SUPPLIED MATERIAL
** Begin **

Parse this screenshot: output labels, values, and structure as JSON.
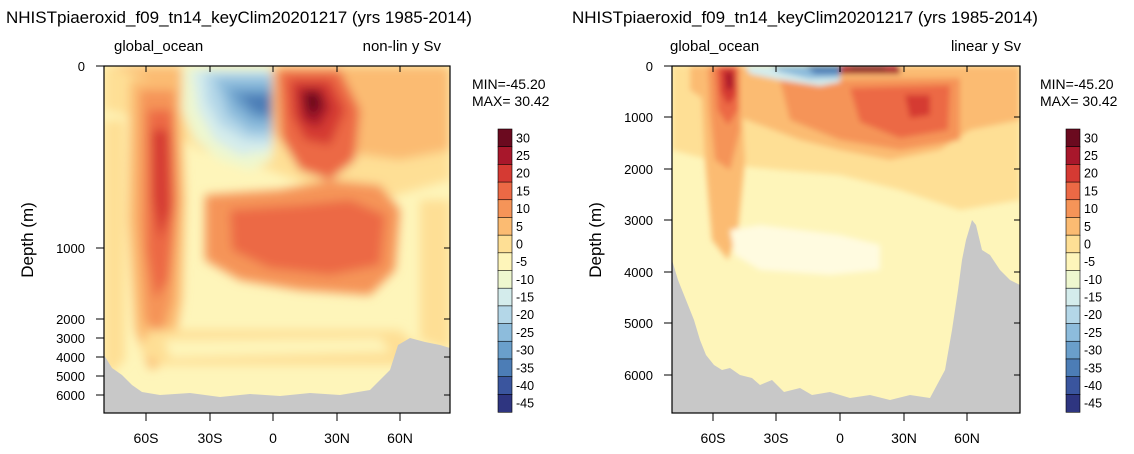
{
  "chart_data": [
    {
      "type": "heatmap",
      "title": "NHISTpiaeroxid_f09_tn14_keyClim20201217 (yrs 1985-2014)",
      "region_label": "global_ocean",
      "scale_label": "non-lin y Sv",
      "ylabel": "Depth (m)",
      "y_scale": "non-linear",
      "xlim": [
        -80,
        85
      ],
      "ylim": [
        6500,
        0
      ],
      "x_ticks": [
        -60,
        -30,
        0,
        30,
        60
      ],
      "x_tick_labels": [
        "60S",
        "30S",
        "0",
        "30N",
        "60N"
      ],
      "y_ticks": [
        0,
        1000,
        2000,
        3000,
        4000,
        5000,
        6000
      ],
      "y_tick_labels": [
        "0",
        "1000",
        "2000",
        "3000",
        "4000",
        "5000",
        "6000"
      ],
      "min_label": "MIN=-45.20",
      "max_label": "MAX= 30.42",
      "min_value": -45.2,
      "max_value": 30.42
    },
    {
      "type": "heatmap",
      "title": "NHISTpiaeroxid_f09_tn14_keyClim20201217 (yrs 1985-2014)",
      "region_label": "global_ocean",
      "scale_label": "linear y Sv",
      "ylabel": "Depth (m)",
      "y_scale": "linear",
      "xlim": [
        -80,
        85
      ],
      "ylim": [
        6750,
        0
      ],
      "x_ticks": [
        -60,
        -30,
        0,
        30,
        60
      ],
      "x_tick_labels": [
        "60S",
        "30S",
        "0",
        "30N",
        "60N"
      ],
      "y_ticks": [
        0,
        1000,
        2000,
        3000,
        4000,
        5000,
        6000
      ],
      "y_tick_labels": [
        "0",
        "1000",
        "2000",
        "3000",
        "4000",
        "5000",
        "6000"
      ],
      "min_label": "MIN=-45.20",
      "max_label": "MAX= 30.42",
      "min_value": -45.2,
      "max_value": 30.42
    }
  ],
  "colorbar": {
    "levels": [
      "30",
      "25",
      "20",
      "15",
      "10",
      "5",
      "0",
      "-5",
      "-10",
      "-15",
      "-20",
      "-25",
      "-30",
      "-35",
      "-40",
      "-45"
    ],
    "colors": [
      "#6b0a1f",
      "#a8172b",
      "#d53a33",
      "#ec6945",
      "#f59458",
      "#fbbb72",
      "#fedf95",
      "#fef5ba",
      "#eef7cf",
      "#d4ecec",
      "#b4d7e8",
      "#8dbcdc",
      "#6a9fcb",
      "#4c7db6",
      "#3a559e",
      "#2e3580"
    ]
  },
  "colors": {
    "land": "#c8c8c8",
    "background": "#ffffff",
    "axis": "#000000"
  }
}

** End **

PROBLEM STATEMENT
Repeat the records above exactly, leaving out the pictures.

RESULT FOR THIS EXERCISE
Parse this screenshot: output labels, values, and structure as JSON.
{
  "chart_data": [
    {
      "type": "heatmap",
      "title": "NHISTpiaeroxid_f09_tn14_keyClim20201217 (yrs 1985-2014)",
      "region_label": "global_ocean",
      "scale_label": "non-lin y Sv",
      "ylabel": "Depth (m)",
      "y_scale": "non-linear",
      "xlim": [
        -80,
        85
      ],
      "ylim": [
        6500,
        0
      ],
      "x_ticks": [
        -60,
        -30,
        0,
        30,
        60
      ],
      "x_tick_labels": [
        "60S",
        "30S",
        "0",
        "30N",
        "60N"
      ],
      "y_ticks": [
        0,
        1000,
        2000,
        3000,
        4000,
        5000,
        6000
      ],
      "y_tick_labels": [
        "0",
        "1000",
        "2000",
        "3000",
        "4000",
        "5000",
        "6000"
      ],
      "min_label": "MIN=-45.20",
      "max_label": "MAX= 30.42",
      "min_value": -45.2,
      "max_value": 30.42
    },
    {
      "type": "heatmap",
      "title": "NHISTpiaeroxid_f09_tn14_keyClim20201217 (yrs 1985-2014)",
      "region_label": "global_ocean",
      "scale_label": "linear y Sv",
      "ylabel": "Depth (m)",
      "y_scale": "linear",
      "xlim": [
        -80,
        85
      ],
      "ylim": [
        6750,
        0
      ],
      "x_ticks": [
        -60,
        -30,
        0,
        30,
        60
      ],
      "x_tick_labels": [
        "60S",
        "30S",
        "0",
        "30N",
        "60N"
      ],
      "y_ticks": [
        0,
        1000,
        2000,
        3000,
        4000,
        5000,
        6000
      ],
      "y_tick_labels": [
        "0",
        "1000",
        "2000",
        "3000",
        "4000",
        "5000",
        "6000"
      ],
      "min_label": "MIN=-45.20",
      "max_label": "MAX= 30.42",
      "min_value": -45.2,
      "max_value": 30.42
    }
  ],
  "colorbar": {
    "levels": [
      "30",
      "25",
      "20",
      "15",
      "10",
      "5",
      "0",
      "-5",
      "-10",
      "-15",
      "-20",
      "-25",
      "-30",
      "-35",
      "-40",
      "-45"
    ],
    "colors": [
      "#6b0a1f",
      "#a8172b",
      "#d53a33",
      "#ec6945",
      "#f59458",
      "#fbbb72",
      "#fedf95",
      "#fef5ba",
      "#eef7cf",
      "#d4ecec",
      "#b4d7e8",
      "#8dbcdc",
      "#6a9fcb",
      "#4c7db6",
      "#3a559e",
      "#2e3580"
    ]
  },
  "colors": {
    "land": "#c8c8c8",
    "background": "#ffffff",
    "axis": "#000000"
  }
}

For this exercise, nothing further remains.